Exercise:
Copy out the data below with every "divider" swapped for "separator" and nothing else changed. Leave out the pictures.

Stored records:
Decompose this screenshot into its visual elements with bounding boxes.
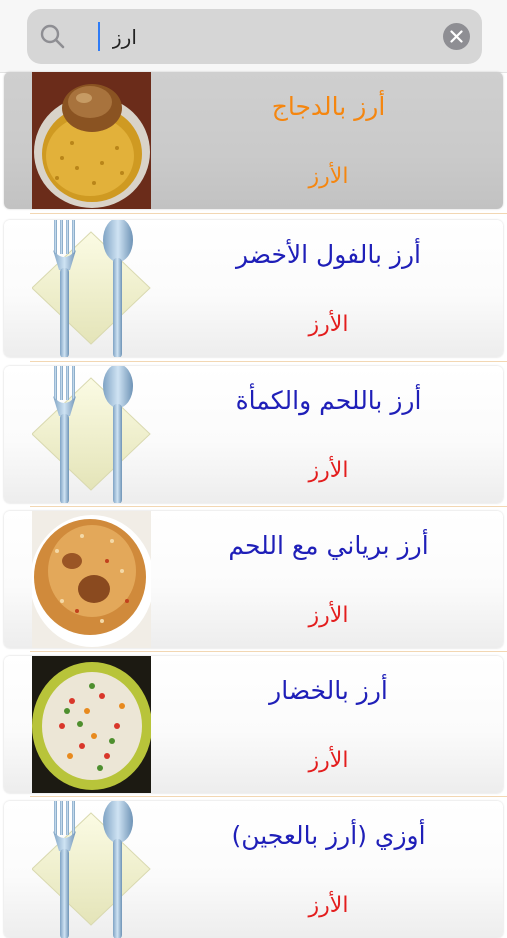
list-item[interactable]: أرز بالفول الأخضر الأرز [4,220,503,357]
divider [30,506,507,507]
list-item[interactable]: أرز باللحم والكمأة الأرز [4,366,503,503]
fork-spoon-placeholder-icon [32,366,151,503]
recipe-title: أرز برياني مع اللحم [228,531,429,560]
chicken-rice-photo [32,72,151,209]
recipe-category: الأرز [308,164,349,189]
search-field[interactable] [27,9,482,64]
search-bar [0,0,507,73]
search-input[interactable] [110,15,434,59]
divider [30,651,507,652]
recipe-title: أرز بالخضار [269,676,388,705]
divider [30,796,507,797]
recipe-category: الأرز [308,312,349,337]
recipe-title: أوزي (أرز بالعجين) [231,821,426,850]
list-item[interactable]: أرز بالدجاج الأرز [4,72,503,209]
list-item[interactable]: أرز بالخضار الأرز [4,656,503,793]
biryani-photo [32,511,151,648]
recipe-category: الأرز [308,893,349,918]
list-item[interactable]: أوزي (أرز بالعجين) الأرز [4,801,503,938]
recipe-category: الأرز [308,748,349,773]
list-item[interactable]: أرز برياني مع اللحم الأرز [4,511,503,648]
divider [30,361,507,362]
search-icon [40,24,65,49]
divider [30,213,507,214]
recipe-category: الأرز [308,603,349,628]
recipe-title: أرز باللحم والكمأة [235,386,422,415]
fork-spoon-placeholder-icon [32,801,151,938]
clear-icon [450,30,463,43]
recipe-title: أرز بالدجاج [271,92,386,121]
recipe-title: أرز بالفول الأخضر [235,240,422,269]
clear-search-button[interactable] [443,23,470,50]
vegetable-rice-photo [32,656,151,793]
recipe-category: الأرز [308,458,349,483]
fork-spoon-placeholder-icon [32,220,151,357]
text-cursor [98,22,100,51]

Written solution:
Decompose this screenshot into its visual elements with bounding boxes.
list-item[interactable]: أرز بالفول الأخضر الأرز [4,220,503,357]
separator [30,506,507,507]
list-item[interactable]: أرز باللحم والكمأة الأرز [4,366,503,503]
fork-spoon-placeholder-icon [32,366,151,503]
recipe-title: أرز برياني مع اللحم [228,531,429,560]
chicken-rice-photo [32,72,151,209]
recipe-category: الأرز [308,164,349,189]
search-field[interactable] [27,9,482,64]
search-bar [0,0,507,73]
search-input[interactable] [110,15,434,59]
separator [30,651,507,652]
recipe-title: أرز بالخضار [269,676,388,705]
separator [30,796,507,797]
recipe-category: الأرز [308,312,349,337]
recipe-title: أوزي (أرز بالعجين) [231,821,426,850]
list-item[interactable]: أرز بالدجاج الأرز [4,72,503,209]
list-item[interactable]: أرز بالخضار الأرز [4,656,503,793]
biryani-photo [32,511,151,648]
recipe-category: الأرز [308,893,349,918]
list-item[interactable]: أوزي (أرز بالعجين) الأرز [4,801,503,938]
recipe-category: الأرز [308,748,349,773]
list-item[interactable]: أرز برياني مع اللحم الأرز [4,511,503,648]
separator [30,361,507,362]
search-icon [40,24,65,49]
separator [30,213,507,214]
recipe-category: الأرز [308,603,349,628]
recipe-title: أرز باللحم والكمأة [235,386,422,415]
fork-spoon-placeholder-icon [32,801,151,938]
clear-icon [450,30,463,43]
recipe-title: أرز بالدجاج [271,92,386,121]
recipe-title: أرز بالفول الأخضر [235,240,422,269]
clear-search-button[interactable] [443,23,470,50]
vegetable-rice-photo [32,656,151,793]
recipe-category: الأرز [308,458,349,483]
fork-spoon-placeholder-icon [32,220,151,357]
text-cursor [98,22,100,51]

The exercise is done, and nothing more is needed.